# INPUT:
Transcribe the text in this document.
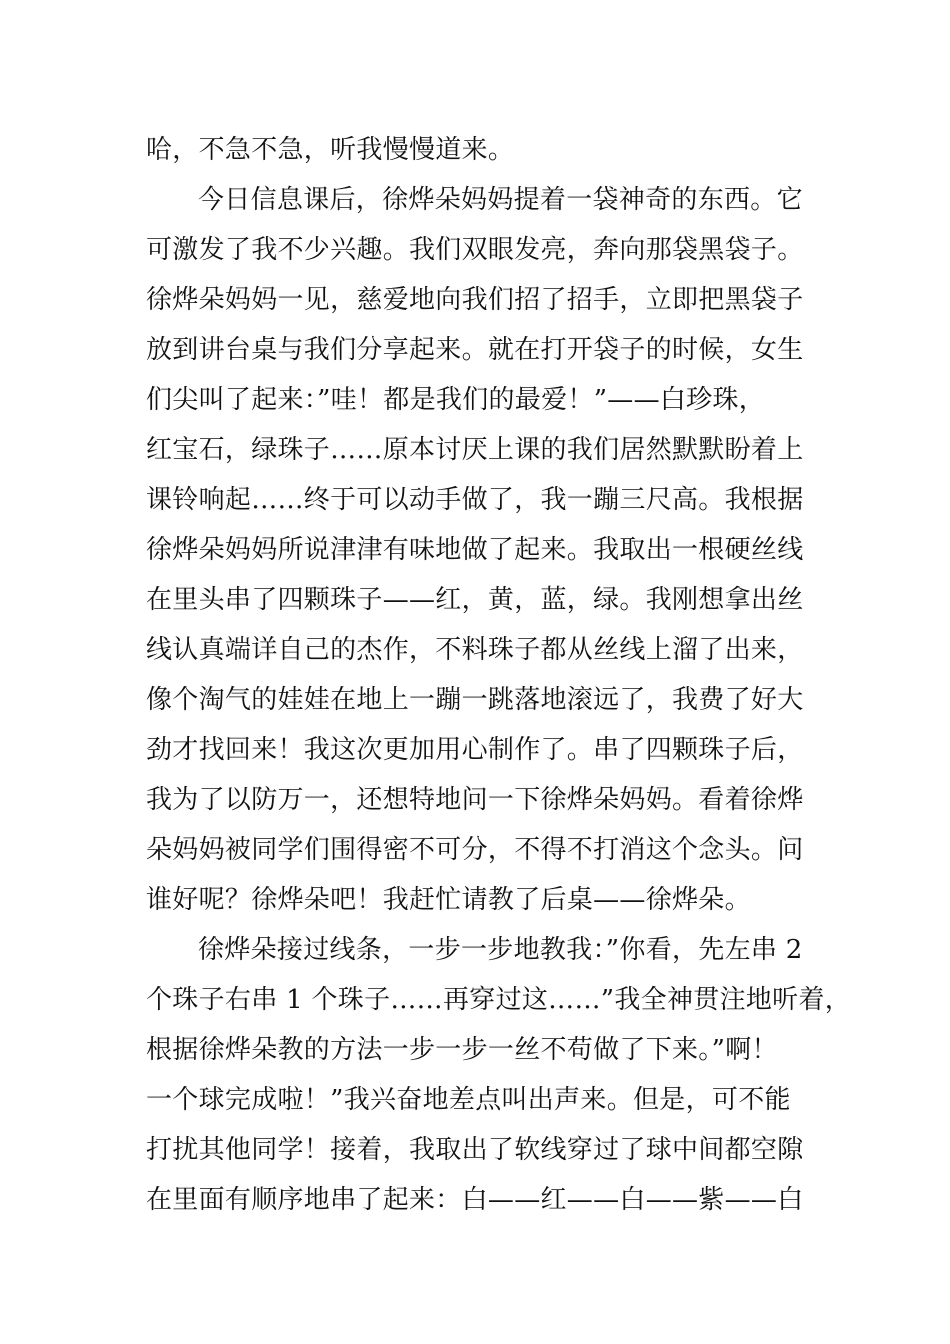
哈，不急不急，听我慢慢道来。
今日信息课后，徐烨朵妈妈提着一袋神奇的东西。它
可激发了我不少兴趣。我们双眼发亮，奔向那袋黑袋子。
徐烨朵妈妈一见，慈爱地向我们招了招手，立即把黑袋子
放到讲台桌与我们分享起来。就在打开袋子的时候，女生
们尖叫了起来：”哇！都是我们的最爱！”——白珍珠，
红宝石，绿珠子……原本讨厌上课的我们居然默默盼着上
课铃响起……终于可以动手做了，我一蹦三尺高。我根据
徐烨朵妈妈所说津津有味地做了起来。我取出一根硬丝线
在里头串了四颗珠子——红，黄，蓝，绿。我刚想拿出丝
线认真端详自己的杰作，不料珠子都从丝线上溜了出来，
像个淘气的娃娃在地上一蹦一跳落地滚远了，我费了好大
劲才找回来！我这次更加用心制作了。串了四颗珠子后，
我为了以防万一，还想特地问一下徐烨朵妈妈。看着徐烨
朵妈妈被同学们围得密不可分，不得不打消这个念头。问
谁好呢？徐烨朵吧！我赶忙请教了后桌——徐烨朵。
徐烨朵接过线条，一步一步地教我：”你看，先左串 2
个珠子右串 1 个珠子……再穿过这……”我全神贯注地听着，
根据徐烨朵教的方法一步一步一丝不苟做了下来。”啊！
一个球完成啦！”我兴奋地差点叫出声来。但是，可不能
打扰其他同学！接着，我取出了软线穿过了球中间都空隙
在里面有顺序地串了起来：白——红——白——紫——白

# THE PROBLEM:
Repeat the preceding records precisely, and leave every picture out of the copy.

# REPLY TO THE TASK:
Transcribe the text in this document.
哈，不急不急，听我慢慢道来。
今日信息课后，徐烨朵妈妈提着一袋神奇的东西。它
可激发了我不少兴趣。我们双眼发亮，奔向那袋黑袋子。
徐烨朵妈妈一见，慈爱地向我们招了招手，立即把黑袋子
放到讲台桌与我们分享起来。就在打开袋子的时候，女生
们尖叫了起来：”哇！都是我们的最爱！”——白珍珠，
红宝石，绿珠子……原本讨厌上课的我们居然默默盼着上
课铃响起……终于可以动手做了，我一蹦三尺高。我根据
徐烨朵妈妈所说津津有味地做了起来。我取出一根硬丝线
在里头串了四颗珠子——红，黄，蓝，绿。我刚想拿出丝
线认真端详自己的杰作，不料珠子都从丝线上溜了出来，
像个淘气的娃娃在地上一蹦一跳落地滚远了，我费了好大
劲才找回来！我这次更加用心制作了。串了四颗珠子后，
我为了以防万一，还想特地问一下徐烨朵妈妈。看着徐烨
朵妈妈被同学们围得密不可分，不得不打消这个念头。问
谁好呢？徐烨朵吧！我赶忙请教了后桌——徐烨朵。
徐烨朵接过线条，一步一步地教我：”你看，先左串 2
个珠子右串 1 个珠子……再穿过这……”我全神贯注地听着，
根据徐烨朵教的方法一步一步一丝不苟做了下来。”啊！
一个球完成啦！”我兴奋地差点叫出声来。但是，可不能
打扰其他同学！接着，我取出了软线穿过了球中间都空隙
在里面有顺序地串了起来：白——红——白——紫——白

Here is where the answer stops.